_AVAILABLE RECORDS_:
===

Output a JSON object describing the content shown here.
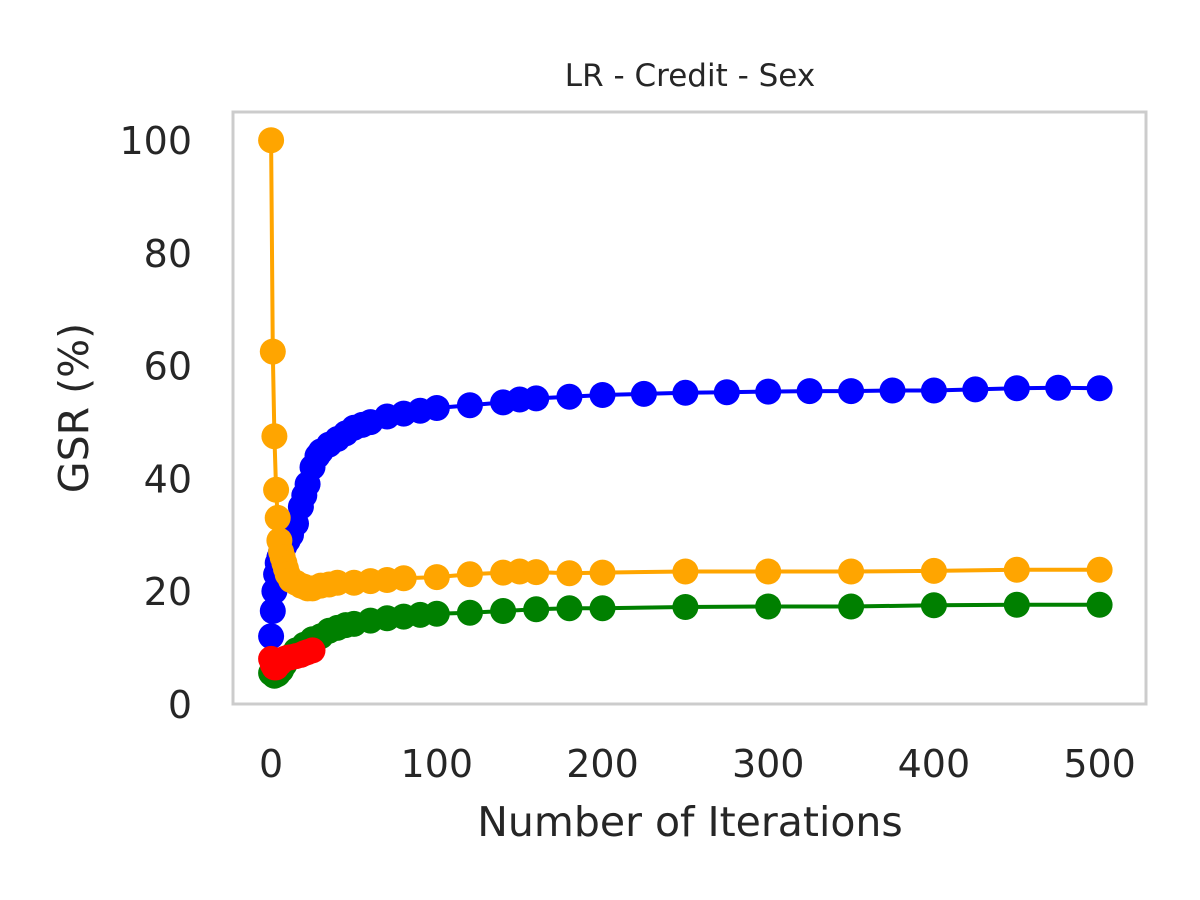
{
  "chart_data": {
    "type": "line",
    "title": "LR - Credit - Sex",
    "xlabel": "Number of Iterations",
    "ylabel": "GSR (%)",
    "xlim": [
      -23,
      528
    ],
    "ylim": [
      0,
      105
    ],
    "xticks": [
      0,
      100,
      200,
      300,
      400,
      500
    ],
    "yticks": [
      0,
      20,
      40,
      60,
      80,
      100
    ],
    "grid": false,
    "legend": "none",
    "colors": {
      "axes_frame": "#cccccc",
      "text": "#262626"
    },
    "series": [
      {
        "color": "#0000ff",
        "x": [
          0,
          1,
          2,
          3,
          4,
          5,
          6,
          8,
          10,
          12,
          15,
          18,
          20,
          22,
          25,
          28,
          30,
          35,
          40,
          45,
          50,
          55,
          60,
          70,
          80,
          90,
          100,
          120,
          140,
          150,
          160,
          180,
          200,
          225,
          250,
          275,
          300,
          325,
          350,
          375,
          400,
          425,
          450,
          475,
          500
        ],
        "y": [
          12,
          16.5,
          20,
          23,
          25,
          26,
          27,
          28,
          29,
          30,
          32,
          35,
          37,
          39,
          42,
          44,
          44.8,
          46,
          47,
          48,
          49,
          49.5,
          50,
          51,
          51.5,
          52,
          52.5,
          53,
          53.5,
          54,
          54.2,
          54.5,
          54.8,
          55,
          55.2,
          55.3,
          55.4,
          55.5,
          55.5,
          55.6,
          55.6,
          55.8,
          56,
          56.1,
          56
        ]
      },
      {
        "color": "#ffa500",
        "x": [
          0,
          1,
          2,
          3,
          4,
          5,
          6,
          7,
          8,
          9,
          10,
          12,
          15,
          18,
          20,
          22,
          25,
          30,
          35,
          40,
          50,
          60,
          70,
          80,
          100,
          120,
          140,
          150,
          160,
          180,
          200,
          250,
          300,
          350,
          400,
          450,
          500
        ],
        "y": [
          100,
          62.5,
          47.5,
          38,
          33,
          29,
          27,
          26,
          25,
          24,
          23,
          22,
          21.5,
          21,
          20.8,
          20.5,
          20.5,
          21,
          21.2,
          21.5,
          21.5,
          21.8,
          22,
          22.3,
          22.5,
          23,
          23.3,
          23.5,
          23.4,
          23.2,
          23.3,
          23.5,
          23.5,
          23.5,
          23.6,
          23.8,
          23.8
        ]
      },
      {
        "color": "#008000",
        "x": [
          0,
          2,
          4,
          6,
          8,
          10,
          12,
          15,
          20,
          25,
          30,
          35,
          40,
          45,
          50,
          60,
          70,
          80,
          90,
          100,
          120,
          140,
          160,
          180,
          200,
          250,
          300,
          350,
          400,
          450,
          500
        ],
        "y": [
          5.5,
          5,
          5.3,
          6,
          7,
          8,
          8.5,
          9.5,
          10.5,
          11.5,
          12,
          13,
          13.5,
          14,
          14.2,
          14.8,
          15.2,
          15.5,
          15.8,
          16,
          16.2,
          16.5,
          16.8,
          17,
          17,
          17.2,
          17.3,
          17.3,
          17.5,
          17.6,
          17.6
        ]
      },
      {
        "color": "#ff0000",
        "x": [
          0,
          1,
          2,
          3,
          4,
          5,
          6,
          7,
          8,
          10,
          12,
          15,
          18,
          20,
          22,
          25
        ],
        "y": [
          8,
          7,
          6.5,
          6.5,
          7,
          7.2,
          7.5,
          7.8,
          8,
          8.2,
          8.3,
          8.5,
          8.7,
          9,
          9.2,
          9.5
        ]
      }
    ]
  }
}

===

Do not include the images; transcribe the rest of the listing exactly.

_FULL OUTPUT_:
Output a JSON object describing the content shown here.
{
  "chart_data": {
    "type": "line",
    "title": "LR - Credit - Sex",
    "xlabel": "Number of Iterations",
    "ylabel": "GSR (%)",
    "xlim": [
      -23,
      528
    ],
    "ylim": [
      0,
      105
    ],
    "xticks": [
      0,
      100,
      200,
      300,
      400,
      500
    ],
    "yticks": [
      0,
      20,
      40,
      60,
      80,
      100
    ],
    "grid": false,
    "legend": "none",
    "colors": {
      "axes_frame": "#cccccc",
      "text": "#262626"
    },
    "series": [
      {
        "color": "#0000ff",
        "x": [
          0,
          1,
          2,
          3,
          4,
          5,
          6,
          8,
          10,
          12,
          15,
          18,
          20,
          22,
          25,
          28,
          30,
          35,
          40,
          45,
          50,
          55,
          60,
          70,
          80,
          90,
          100,
          120,
          140,
          150,
          160,
          180,
          200,
          225,
          250,
          275,
          300,
          325,
          350,
          375,
          400,
          425,
          450,
          475,
          500
        ],
        "y": [
          12,
          16.5,
          20,
          23,
          25,
          26,
          27,
          28,
          29,
          30,
          32,
          35,
          37,
          39,
          42,
          44,
          44.8,
          46,
          47,
          48,
          49,
          49.5,
          50,
          51,
          51.5,
          52,
          52.5,
          53,
          53.5,
          54,
          54.2,
          54.5,
          54.8,
          55,
          55.2,
          55.3,
          55.4,
          55.5,
          55.5,
          55.6,
          55.6,
          55.8,
          56,
          56.1,
          56
        ]
      },
      {
        "color": "#ffa500",
        "x": [
          0,
          1,
          2,
          3,
          4,
          5,
          6,
          7,
          8,
          9,
          10,
          12,
          15,
          18,
          20,
          22,
          25,
          30,
          35,
          40,
          50,
          60,
          70,
          80,
          100,
          120,
          140,
          150,
          160,
          180,
          200,
          250,
          300,
          350,
          400,
          450,
          500
        ],
        "y": [
          100,
          62.5,
          47.5,
          38,
          33,
          29,
          27,
          26,
          25,
          24,
          23,
          22,
          21.5,
          21,
          20.8,
          20.5,
          20.5,
          21,
          21.2,
          21.5,
          21.5,
          21.8,
          22,
          22.3,
          22.5,
          23,
          23.3,
          23.5,
          23.4,
          23.2,
          23.3,
          23.5,
          23.5,
          23.5,
          23.6,
          23.8,
          23.8
        ]
      },
      {
        "color": "#008000",
        "x": [
          0,
          2,
          4,
          6,
          8,
          10,
          12,
          15,
          20,
          25,
          30,
          35,
          40,
          45,
          50,
          60,
          70,
          80,
          90,
          100,
          120,
          140,
          160,
          180,
          200,
          250,
          300,
          350,
          400,
          450,
          500
        ],
        "y": [
          5.5,
          5,
          5.3,
          6,
          7,
          8,
          8.5,
          9.5,
          10.5,
          11.5,
          12,
          13,
          13.5,
          14,
          14.2,
          14.8,
          15.2,
          15.5,
          15.8,
          16,
          16.2,
          16.5,
          16.8,
          17,
          17,
          17.2,
          17.3,
          17.3,
          17.5,
          17.6,
          17.6
        ]
      },
      {
        "color": "#ff0000",
        "x": [
          0,
          1,
          2,
          3,
          4,
          5,
          6,
          7,
          8,
          10,
          12,
          15,
          18,
          20,
          22,
          25
        ],
        "y": [
          8,
          7,
          6.5,
          6.5,
          7,
          7.2,
          7.5,
          7.8,
          8,
          8.2,
          8.3,
          8.5,
          8.7,
          9,
          9.2,
          9.5
        ]
      }
    ]
  }
}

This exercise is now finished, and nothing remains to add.